**TASK PROMPT**. Write out the data again from its first line through the line holding "comment-views-icon[interactable]: ▥: [1191, 358, 1203, 374]", inclusive, switching each "app-icon" to "application-icon" and leaving everything else unchanged.

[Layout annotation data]
# # # #

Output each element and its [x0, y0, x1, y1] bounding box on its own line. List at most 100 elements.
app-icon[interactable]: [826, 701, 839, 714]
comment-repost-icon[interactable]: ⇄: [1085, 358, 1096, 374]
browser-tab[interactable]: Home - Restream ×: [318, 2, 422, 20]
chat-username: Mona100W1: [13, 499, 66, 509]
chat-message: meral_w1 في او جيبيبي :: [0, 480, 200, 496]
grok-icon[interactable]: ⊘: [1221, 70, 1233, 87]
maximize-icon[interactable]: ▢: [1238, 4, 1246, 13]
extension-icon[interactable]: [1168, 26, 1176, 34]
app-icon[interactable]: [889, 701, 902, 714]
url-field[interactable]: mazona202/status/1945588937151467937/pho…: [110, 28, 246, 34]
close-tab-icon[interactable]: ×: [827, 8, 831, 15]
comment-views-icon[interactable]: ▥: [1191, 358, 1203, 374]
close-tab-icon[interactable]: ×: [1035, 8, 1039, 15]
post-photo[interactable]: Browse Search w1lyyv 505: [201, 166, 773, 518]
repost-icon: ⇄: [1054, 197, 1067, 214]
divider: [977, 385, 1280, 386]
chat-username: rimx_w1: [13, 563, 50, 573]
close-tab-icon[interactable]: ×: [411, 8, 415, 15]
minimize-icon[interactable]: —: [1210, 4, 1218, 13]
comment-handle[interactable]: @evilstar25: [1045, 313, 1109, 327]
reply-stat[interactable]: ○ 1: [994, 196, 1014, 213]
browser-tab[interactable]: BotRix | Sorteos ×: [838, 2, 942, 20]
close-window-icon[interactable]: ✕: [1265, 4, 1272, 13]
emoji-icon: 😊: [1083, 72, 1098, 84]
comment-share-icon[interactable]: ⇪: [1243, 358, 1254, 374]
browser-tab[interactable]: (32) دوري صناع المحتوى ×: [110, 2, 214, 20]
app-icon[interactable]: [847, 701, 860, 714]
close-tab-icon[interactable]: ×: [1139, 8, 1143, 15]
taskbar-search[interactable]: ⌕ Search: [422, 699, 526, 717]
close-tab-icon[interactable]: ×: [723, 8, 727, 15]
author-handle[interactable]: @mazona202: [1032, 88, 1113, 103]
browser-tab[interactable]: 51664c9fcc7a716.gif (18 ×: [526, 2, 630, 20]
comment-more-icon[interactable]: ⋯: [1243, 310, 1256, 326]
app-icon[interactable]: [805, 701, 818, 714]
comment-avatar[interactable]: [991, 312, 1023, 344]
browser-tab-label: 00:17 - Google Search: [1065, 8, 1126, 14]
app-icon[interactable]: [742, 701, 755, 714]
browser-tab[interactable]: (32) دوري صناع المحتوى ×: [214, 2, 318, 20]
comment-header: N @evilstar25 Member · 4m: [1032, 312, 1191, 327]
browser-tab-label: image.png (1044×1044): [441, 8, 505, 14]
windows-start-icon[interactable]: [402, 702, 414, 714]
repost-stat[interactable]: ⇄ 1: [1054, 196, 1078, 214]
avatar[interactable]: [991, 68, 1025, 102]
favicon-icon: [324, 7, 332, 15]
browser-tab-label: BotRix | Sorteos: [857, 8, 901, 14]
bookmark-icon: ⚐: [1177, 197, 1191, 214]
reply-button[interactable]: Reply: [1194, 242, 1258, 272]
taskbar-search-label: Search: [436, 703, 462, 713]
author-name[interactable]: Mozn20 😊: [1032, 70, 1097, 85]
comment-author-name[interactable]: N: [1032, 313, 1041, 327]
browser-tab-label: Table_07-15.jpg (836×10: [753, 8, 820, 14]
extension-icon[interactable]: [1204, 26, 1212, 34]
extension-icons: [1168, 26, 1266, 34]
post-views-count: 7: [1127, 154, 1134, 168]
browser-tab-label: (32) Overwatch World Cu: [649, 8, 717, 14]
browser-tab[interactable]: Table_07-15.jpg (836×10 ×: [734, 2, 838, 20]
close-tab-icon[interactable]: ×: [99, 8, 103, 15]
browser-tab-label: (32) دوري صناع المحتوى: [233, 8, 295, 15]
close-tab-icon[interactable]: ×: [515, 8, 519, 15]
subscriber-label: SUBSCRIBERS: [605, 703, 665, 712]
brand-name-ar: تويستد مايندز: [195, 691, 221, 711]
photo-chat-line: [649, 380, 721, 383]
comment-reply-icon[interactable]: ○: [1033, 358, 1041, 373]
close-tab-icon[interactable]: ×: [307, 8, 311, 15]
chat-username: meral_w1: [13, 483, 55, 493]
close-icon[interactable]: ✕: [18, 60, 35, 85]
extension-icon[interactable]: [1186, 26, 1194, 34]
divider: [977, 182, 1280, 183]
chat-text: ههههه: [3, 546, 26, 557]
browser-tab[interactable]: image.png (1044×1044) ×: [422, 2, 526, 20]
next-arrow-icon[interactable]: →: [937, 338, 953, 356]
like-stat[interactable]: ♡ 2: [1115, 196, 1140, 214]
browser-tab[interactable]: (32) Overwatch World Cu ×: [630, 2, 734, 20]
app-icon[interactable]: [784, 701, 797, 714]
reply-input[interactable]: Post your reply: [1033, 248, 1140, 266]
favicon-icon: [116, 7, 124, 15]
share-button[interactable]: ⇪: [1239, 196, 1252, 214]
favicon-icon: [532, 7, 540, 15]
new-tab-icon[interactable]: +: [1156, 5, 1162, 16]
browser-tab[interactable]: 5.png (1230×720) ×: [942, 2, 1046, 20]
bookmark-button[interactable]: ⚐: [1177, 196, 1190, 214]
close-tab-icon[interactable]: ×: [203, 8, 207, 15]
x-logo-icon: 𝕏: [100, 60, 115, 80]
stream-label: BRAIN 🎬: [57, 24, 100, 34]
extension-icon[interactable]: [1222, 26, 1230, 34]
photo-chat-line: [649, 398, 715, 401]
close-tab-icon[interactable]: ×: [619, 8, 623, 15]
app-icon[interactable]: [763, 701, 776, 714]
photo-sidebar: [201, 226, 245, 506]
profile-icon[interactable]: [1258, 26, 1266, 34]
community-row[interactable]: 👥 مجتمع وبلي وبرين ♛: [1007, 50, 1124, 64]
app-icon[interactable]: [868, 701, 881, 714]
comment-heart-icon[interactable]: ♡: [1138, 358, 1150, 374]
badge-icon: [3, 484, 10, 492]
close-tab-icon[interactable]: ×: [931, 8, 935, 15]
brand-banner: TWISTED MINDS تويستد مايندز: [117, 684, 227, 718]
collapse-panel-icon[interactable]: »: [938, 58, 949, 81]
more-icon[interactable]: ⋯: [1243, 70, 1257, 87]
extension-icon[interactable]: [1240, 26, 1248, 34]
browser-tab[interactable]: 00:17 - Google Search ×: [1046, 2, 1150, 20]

# # # #

**SOLUTION FOR THIS TASK**.
Output each element and its [x0, y0, x1, y1] bounding box on its own line. List at most 100 elements.
application-icon[interactable]: [826, 701, 839, 714]
comment-repost-icon[interactable]: ⇄: [1085, 358, 1096, 374]
browser-tab[interactable]: Home - Restream ×: [318, 2, 422, 20]
chat-username: Mona100W1: [13, 499, 66, 509]
chat-message: meral_w1 في او جيبيبي :: [0, 480, 200, 496]
grok-icon[interactable]: ⊘: [1221, 70, 1233, 87]
maximize-icon[interactable]: ▢: [1238, 4, 1246, 13]
extension-icon[interactable]: [1168, 26, 1176, 34]
application-icon[interactable]: [889, 701, 902, 714]
url-field[interactable]: mazona202/status/1945588937151467937/pho…: [110, 28, 246, 34]
close-tab-icon[interactable]: ×: [827, 8, 831, 15]
comment-views-icon[interactable]: ▥: [1191, 358, 1203, 374]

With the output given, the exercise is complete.